▶ **GOAL OF THE EXERCISE**
Look through the entries below and count the lines with the word "Insert" in them; give only the number.

[start ENTRIES SHOWN]

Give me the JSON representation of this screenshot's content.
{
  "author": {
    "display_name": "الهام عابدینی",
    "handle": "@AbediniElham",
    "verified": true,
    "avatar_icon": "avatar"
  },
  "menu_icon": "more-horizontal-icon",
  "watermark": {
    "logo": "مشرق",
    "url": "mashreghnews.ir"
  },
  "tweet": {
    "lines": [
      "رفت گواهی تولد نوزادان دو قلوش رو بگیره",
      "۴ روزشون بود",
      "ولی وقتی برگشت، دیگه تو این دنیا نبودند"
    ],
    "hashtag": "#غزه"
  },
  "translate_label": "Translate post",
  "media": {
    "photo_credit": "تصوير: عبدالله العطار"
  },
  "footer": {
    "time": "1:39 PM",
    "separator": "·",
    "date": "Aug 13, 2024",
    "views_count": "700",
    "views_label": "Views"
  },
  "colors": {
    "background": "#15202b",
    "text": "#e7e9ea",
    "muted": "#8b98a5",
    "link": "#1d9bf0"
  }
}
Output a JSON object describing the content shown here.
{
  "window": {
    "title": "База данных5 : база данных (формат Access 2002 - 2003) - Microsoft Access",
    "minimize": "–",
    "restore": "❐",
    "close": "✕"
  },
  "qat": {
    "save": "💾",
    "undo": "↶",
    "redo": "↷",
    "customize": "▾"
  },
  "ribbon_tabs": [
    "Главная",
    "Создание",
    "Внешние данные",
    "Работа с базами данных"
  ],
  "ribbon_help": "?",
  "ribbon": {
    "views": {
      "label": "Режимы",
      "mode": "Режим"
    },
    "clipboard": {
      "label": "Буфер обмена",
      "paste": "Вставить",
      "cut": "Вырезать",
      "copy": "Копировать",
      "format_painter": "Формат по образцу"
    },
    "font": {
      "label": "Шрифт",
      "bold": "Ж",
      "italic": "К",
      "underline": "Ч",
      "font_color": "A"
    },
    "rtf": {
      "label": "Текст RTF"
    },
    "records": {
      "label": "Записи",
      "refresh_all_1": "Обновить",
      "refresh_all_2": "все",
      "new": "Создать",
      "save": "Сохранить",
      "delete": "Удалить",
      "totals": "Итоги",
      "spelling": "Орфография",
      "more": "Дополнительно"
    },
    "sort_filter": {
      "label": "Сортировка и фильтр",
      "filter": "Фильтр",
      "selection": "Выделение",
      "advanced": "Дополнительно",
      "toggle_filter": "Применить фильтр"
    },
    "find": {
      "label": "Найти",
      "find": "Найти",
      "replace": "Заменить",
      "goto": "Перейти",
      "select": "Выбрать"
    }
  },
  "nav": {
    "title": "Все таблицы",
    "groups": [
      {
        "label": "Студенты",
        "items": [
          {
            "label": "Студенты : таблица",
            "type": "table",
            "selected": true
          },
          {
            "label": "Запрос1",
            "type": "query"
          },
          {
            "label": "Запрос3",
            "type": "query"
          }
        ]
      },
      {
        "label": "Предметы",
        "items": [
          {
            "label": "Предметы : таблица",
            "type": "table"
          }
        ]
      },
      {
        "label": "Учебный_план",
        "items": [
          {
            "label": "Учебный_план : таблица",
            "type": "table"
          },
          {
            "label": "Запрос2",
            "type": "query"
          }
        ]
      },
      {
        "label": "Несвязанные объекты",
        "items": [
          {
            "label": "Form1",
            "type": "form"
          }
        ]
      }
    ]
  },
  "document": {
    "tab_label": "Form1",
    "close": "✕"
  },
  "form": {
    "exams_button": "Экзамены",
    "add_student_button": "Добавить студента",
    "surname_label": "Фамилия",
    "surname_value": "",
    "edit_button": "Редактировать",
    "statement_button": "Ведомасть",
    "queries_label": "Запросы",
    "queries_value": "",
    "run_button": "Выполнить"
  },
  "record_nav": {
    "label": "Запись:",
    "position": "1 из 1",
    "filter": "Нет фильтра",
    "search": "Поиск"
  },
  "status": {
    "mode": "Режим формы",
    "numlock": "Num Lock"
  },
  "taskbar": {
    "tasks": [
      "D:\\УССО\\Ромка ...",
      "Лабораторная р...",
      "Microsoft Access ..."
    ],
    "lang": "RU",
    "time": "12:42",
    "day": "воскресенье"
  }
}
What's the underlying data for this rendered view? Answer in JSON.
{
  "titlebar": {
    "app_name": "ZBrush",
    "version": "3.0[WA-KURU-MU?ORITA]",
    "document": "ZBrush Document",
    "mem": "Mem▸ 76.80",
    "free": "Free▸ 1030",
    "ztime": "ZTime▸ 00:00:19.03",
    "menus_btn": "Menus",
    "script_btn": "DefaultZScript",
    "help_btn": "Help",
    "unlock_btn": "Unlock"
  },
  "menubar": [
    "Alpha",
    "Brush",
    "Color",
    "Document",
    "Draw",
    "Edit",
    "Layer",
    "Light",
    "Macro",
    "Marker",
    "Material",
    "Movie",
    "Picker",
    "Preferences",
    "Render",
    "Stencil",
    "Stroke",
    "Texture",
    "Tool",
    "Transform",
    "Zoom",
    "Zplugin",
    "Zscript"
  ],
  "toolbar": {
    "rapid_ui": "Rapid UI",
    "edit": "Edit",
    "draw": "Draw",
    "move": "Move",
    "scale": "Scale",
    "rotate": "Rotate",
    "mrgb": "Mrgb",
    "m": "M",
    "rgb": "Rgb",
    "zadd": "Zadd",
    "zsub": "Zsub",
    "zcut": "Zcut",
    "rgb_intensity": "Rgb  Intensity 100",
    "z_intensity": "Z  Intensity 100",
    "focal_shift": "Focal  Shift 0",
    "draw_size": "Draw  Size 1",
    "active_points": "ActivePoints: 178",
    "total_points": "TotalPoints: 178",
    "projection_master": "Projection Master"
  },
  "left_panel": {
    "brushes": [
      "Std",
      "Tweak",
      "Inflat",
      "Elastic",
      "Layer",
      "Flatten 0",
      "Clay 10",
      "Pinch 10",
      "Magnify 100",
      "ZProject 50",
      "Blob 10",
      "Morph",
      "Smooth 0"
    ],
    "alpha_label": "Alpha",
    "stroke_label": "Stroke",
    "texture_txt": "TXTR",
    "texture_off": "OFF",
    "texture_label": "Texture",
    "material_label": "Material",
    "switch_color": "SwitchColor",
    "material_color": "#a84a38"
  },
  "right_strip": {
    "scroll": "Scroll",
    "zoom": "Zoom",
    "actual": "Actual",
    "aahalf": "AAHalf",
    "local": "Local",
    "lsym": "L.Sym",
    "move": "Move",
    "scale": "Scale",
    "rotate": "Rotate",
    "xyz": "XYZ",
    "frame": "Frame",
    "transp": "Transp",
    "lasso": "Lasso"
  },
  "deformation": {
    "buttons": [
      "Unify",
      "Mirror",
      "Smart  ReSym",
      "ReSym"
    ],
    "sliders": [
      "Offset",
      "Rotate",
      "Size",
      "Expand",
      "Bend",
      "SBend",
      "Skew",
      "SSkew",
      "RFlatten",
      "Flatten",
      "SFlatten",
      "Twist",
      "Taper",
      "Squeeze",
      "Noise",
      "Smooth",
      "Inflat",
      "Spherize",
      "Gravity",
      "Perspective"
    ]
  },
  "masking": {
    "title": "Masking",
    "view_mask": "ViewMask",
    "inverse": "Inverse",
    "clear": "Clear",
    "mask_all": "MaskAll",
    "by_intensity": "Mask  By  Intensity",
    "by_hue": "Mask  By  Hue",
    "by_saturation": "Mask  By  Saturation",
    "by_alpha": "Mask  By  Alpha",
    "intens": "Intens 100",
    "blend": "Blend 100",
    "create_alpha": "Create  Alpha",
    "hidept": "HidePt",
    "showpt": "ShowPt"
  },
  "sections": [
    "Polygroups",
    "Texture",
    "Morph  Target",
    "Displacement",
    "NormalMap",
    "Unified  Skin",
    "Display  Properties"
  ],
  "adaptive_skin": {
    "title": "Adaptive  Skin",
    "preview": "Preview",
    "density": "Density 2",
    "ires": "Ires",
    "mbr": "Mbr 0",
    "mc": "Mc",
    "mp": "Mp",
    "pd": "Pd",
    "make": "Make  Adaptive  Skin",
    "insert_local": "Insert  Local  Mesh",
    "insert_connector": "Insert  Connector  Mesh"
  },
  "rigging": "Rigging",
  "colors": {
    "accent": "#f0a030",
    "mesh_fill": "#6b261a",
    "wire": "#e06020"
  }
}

[end ENTRIES SHOWN]

▶ **SOLUTION**
2